Problem to solve
Return all the data, word for word.

Material to process
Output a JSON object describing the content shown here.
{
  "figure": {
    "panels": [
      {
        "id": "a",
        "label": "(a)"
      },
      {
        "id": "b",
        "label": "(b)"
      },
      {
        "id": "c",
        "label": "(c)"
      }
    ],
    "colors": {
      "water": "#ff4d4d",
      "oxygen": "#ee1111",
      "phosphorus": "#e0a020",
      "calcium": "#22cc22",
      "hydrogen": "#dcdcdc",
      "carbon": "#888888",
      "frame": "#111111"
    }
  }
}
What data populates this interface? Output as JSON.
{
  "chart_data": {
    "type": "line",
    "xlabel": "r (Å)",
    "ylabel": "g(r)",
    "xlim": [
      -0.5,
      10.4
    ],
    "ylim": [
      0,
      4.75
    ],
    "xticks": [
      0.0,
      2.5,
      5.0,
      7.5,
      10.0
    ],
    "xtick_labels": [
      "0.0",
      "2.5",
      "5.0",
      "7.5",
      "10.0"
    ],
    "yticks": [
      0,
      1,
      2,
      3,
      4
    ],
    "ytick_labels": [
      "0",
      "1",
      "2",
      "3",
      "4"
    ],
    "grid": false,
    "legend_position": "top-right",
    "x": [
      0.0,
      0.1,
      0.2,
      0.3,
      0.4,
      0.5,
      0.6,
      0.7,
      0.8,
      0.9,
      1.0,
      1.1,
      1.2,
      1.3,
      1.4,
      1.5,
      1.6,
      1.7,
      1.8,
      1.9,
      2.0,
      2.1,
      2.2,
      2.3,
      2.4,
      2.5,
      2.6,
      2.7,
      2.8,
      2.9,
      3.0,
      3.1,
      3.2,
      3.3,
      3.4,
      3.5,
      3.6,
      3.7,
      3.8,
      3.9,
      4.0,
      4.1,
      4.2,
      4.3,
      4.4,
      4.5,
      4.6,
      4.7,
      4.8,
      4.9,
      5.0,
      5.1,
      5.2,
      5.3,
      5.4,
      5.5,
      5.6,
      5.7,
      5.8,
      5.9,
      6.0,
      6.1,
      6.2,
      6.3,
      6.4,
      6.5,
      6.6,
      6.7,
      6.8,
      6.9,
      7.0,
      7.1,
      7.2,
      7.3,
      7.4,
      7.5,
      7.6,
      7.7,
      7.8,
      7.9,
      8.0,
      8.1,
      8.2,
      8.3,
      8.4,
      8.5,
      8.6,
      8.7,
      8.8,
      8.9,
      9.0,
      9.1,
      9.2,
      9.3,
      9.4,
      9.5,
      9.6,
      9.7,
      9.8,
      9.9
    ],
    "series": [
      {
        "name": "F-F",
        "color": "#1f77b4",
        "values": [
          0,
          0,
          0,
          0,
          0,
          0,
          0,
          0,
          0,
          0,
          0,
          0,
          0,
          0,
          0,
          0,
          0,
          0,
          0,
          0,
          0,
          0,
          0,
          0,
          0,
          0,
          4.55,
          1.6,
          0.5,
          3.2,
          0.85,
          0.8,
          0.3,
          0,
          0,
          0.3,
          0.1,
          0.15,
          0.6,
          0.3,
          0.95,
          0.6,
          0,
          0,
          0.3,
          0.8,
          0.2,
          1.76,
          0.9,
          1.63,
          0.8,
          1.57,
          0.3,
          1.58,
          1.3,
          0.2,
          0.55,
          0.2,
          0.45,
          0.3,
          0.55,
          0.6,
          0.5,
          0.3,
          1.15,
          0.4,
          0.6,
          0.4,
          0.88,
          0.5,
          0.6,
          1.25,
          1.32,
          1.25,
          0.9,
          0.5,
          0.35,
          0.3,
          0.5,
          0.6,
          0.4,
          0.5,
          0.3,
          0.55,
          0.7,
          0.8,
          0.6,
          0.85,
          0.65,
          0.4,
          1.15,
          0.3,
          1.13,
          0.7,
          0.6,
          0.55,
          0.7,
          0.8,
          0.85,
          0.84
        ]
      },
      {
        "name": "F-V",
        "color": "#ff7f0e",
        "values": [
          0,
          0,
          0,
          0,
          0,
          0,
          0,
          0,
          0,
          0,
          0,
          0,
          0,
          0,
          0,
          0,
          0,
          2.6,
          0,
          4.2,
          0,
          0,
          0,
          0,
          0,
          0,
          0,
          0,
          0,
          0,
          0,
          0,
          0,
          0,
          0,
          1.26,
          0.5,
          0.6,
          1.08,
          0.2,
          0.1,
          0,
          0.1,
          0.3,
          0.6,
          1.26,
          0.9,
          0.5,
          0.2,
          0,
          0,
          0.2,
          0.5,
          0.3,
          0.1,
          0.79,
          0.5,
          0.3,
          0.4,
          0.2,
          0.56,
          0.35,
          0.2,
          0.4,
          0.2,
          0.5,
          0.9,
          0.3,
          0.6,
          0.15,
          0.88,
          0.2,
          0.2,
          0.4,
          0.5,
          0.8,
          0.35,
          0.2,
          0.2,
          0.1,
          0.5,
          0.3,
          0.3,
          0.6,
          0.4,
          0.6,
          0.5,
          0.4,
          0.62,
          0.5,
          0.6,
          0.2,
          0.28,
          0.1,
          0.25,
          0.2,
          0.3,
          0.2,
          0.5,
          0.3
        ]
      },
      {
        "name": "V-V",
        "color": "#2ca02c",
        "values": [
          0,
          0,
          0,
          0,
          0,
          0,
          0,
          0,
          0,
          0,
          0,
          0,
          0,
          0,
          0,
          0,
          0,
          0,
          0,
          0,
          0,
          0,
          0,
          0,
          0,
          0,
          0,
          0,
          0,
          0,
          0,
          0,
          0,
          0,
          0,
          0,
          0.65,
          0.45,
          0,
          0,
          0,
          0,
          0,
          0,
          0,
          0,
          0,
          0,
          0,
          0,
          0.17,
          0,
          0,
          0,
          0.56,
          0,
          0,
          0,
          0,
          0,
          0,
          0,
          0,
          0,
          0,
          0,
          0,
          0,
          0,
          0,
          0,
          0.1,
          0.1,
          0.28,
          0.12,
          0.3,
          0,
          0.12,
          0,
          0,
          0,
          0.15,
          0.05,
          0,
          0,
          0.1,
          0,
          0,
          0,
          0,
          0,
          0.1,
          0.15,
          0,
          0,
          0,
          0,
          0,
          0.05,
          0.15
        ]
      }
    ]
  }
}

Exercise response
Output a JSON object describing the content shown here.
{
  "figure": {
    "panels": [
      {
        "id": "a",
        "label": "(a)"
      },
      {
        "id": "b",
        "label": "(b)"
      },
      {
        "id": "c",
        "label": "(c)"
      }
    ],
    "colors": {
      "water": "#ff4d4d",
      "oxygen": "#ee1111",
      "phosphorus": "#e0a020",
      "calcium": "#22cc22",
      "hydrogen": "#dcdcdc",
      "carbon": "#888888",
      "frame": "#111111"
    }
  }
}
What data populates this interface? Output as JSON.
{
  "chart_data": {
    "type": "line",
    "xlabel": "r (Å)",
    "ylabel": "g(r)",
    "xlim": [
      -0.5,
      10.4
    ],
    "ylim": [
      0,
      4.75
    ],
    "xticks": [
      0.0,
      2.5,
      5.0,
      7.5,
      10.0
    ],
    "xtick_labels": [
      "0.0",
      "2.5",
      "5.0",
      "7.5",
      "10.0"
    ],
    "yticks": [
      0,
      1,
      2,
      3,
      4
    ],
    "ytick_labels": [
      "0",
      "1",
      "2",
      "3",
      "4"
    ],
    "grid": false,
    "legend_position": "top-right",
    "x": [
      0.0,
      0.1,
      0.2,
      0.3,
      0.4,
      0.5,
      0.6,
      0.7,
      0.8,
      0.9,
      1.0,
      1.1,
      1.2,
      1.3,
      1.4,
      1.5,
      1.6,
      1.7,
      1.8,
      1.9,
      2.0,
      2.1,
      2.2,
      2.3,
      2.4,
      2.5,
      2.6,
      2.7,
      2.8,
      2.9,
      3.0,
      3.1,
      3.2,
      3.3,
      3.4,
      3.5,
      3.6,
      3.7,
      3.8,
      3.9,
      4.0,
      4.1,
      4.2,
      4.3,
      4.4,
      4.5,
      4.6,
      4.7,
      4.8,
      4.9,
      5.0,
      5.1,
      5.2,
      5.3,
      5.4,
      5.5,
      5.6,
      5.7,
      5.8,
      5.9,
      6.0,
      6.1,
      6.2,
      6.3,
      6.4,
      6.5,
      6.6,
      6.7,
      6.8,
      6.9,
      7.0,
      7.1,
      7.2,
      7.3,
      7.4,
      7.5,
      7.6,
      7.7,
      7.8,
      7.9,
      8.0,
      8.1,
      8.2,
      8.3,
      8.4,
      8.5,
      8.6,
      8.7,
      8.8,
      8.9,
      9.0,
      9.1,
      9.2,
      9.3,
      9.4,
      9.5,
      9.6,
      9.7,
      9.8,
      9.9
    ],
    "series": [
      {
        "name": "F-F",
        "color": "#1f77b4",
        "values": [
          0,
          0,
          0,
          0,
          0,
          0,
          0,
          0,
          0,
          0,
          0,
          0,
          0,
          0,
          0,
          0,
          0,
          0,
          0,
          0,
          0,
          0,
          0,
          0,
          0,
          0,
          4.55,
          1.6,
          0.5,
          3.2,
          0.85,
          0.8,
          0.3,
          0,
          0,
          0.3,
          0.1,
          0.15,
          0.6,
          0.3,
          0.95,
          0.6,
          0,
          0,
          0.3,
          0.8,
          0.2,
          1.76,
          0.9,
          1.63,
          0.8,
          1.57,
          0.3,
          1.58,
          1.3,
          0.2,
          0.55,
          0.2,
          0.45,
          0.3,
          0.55,
          0.6,
          0.5,
          0.3,
          1.15,
          0.4,
          0.6,
          0.4,
          0.88,
          0.5,
          0.6,
          1.25,
          1.32,
          1.25,
          0.9,
          0.5,
          0.35,
          0.3,
          0.5,
          0.6,
          0.4,
          0.5,
          0.3,
          0.55,
          0.7,
          0.8,
          0.6,
          0.85,
          0.65,
          0.4,
          1.15,
          0.3,
          1.13,
          0.7,
          0.6,
          0.55,
          0.7,
          0.8,
          0.85,
          0.84
        ]
      },
      {
        "name": "F-V",
        "color": "#ff7f0e",
        "values": [
          0,
          0,
          0,
          0,
          0,
          0,
          0,
          0,
          0,
          0,
          0,
          0,
          0,
          0,
          0,
          0,
          0,
          2.6,
          0,
          4.2,
          0,
          0,
          0,
          0,
          0,
          0,
          0,
          0,
          0,
          0,
          0,
          0,
          0,
          0,
          0,
          1.26,
          0.5,
          0.6,
          1.08,
          0.2,
          0.1,
          0,
          0.1,
          0.3,
          0.6,
          1.26,
          0.9,
          0.5,
          0.2,
          0,
          0,
          0.2,
          0.5,
          0.3,
          0.1,
          0.79,
          0.5,
          0.3,
          0.4,
          0.2,
          0.56,
          0.35,
          0.2,
          0.4,
          0.2,
          0.5,
          0.9,
          0.3,
          0.6,
          0.15,
          0.88,
          0.2,
          0.2,
          0.4,
          0.5,
          0.8,
          0.35,
          0.2,
          0.2,
          0.1,
          0.5,
          0.3,
          0.3,
          0.6,
          0.4,
          0.6,
          0.5,
          0.4,
          0.62,
          0.5,
          0.6,
          0.2,
          0.28,
          0.1,
          0.25,
          0.2,
          0.3,
          0.2,
          0.5,
          0.3
        ]
      },
      {
        "name": "V-V",
        "color": "#2ca02c",
        "values": [
          0,
          0,
          0,
          0,
          0,
          0,
          0,
          0,
          0,
          0,
          0,
          0,
          0,
          0,
          0,
          0,
          0,
          0,
          0,
          0,
          0,
          0,
          0,
          0,
          0,
          0,
          0,
          0,
          0,
          0,
          0,
          0,
          0,
          0,
          0,
          0,
          0.65,
          0.45,
          0,
          0,
          0,
          0,
          0,
          0,
          0,
          0,
          0,
          0,
          0,
          0,
          0.17,
          0,
          0,
          0,
          0.56,
          0,
          0,
          0,
          0,
          0,
          0,
          0,
          0,
          0,
          0,
          0,
          0,
          0,
          0,
          0,
          0,
          0.1,
          0.1,
          0.28,
          0.12,
          0.3,
          0,
          0.12,
          0,
          0,
          0,
          0.15,
          0.05,
          0,
          0,
          0.1,
          0,
          0,
          0,
          0,
          0,
          0.1,
          0.15,
          0,
          0,
          0,
          0,
          0,
          0.05,
          0.15
        ]
      }
    ]
  }
}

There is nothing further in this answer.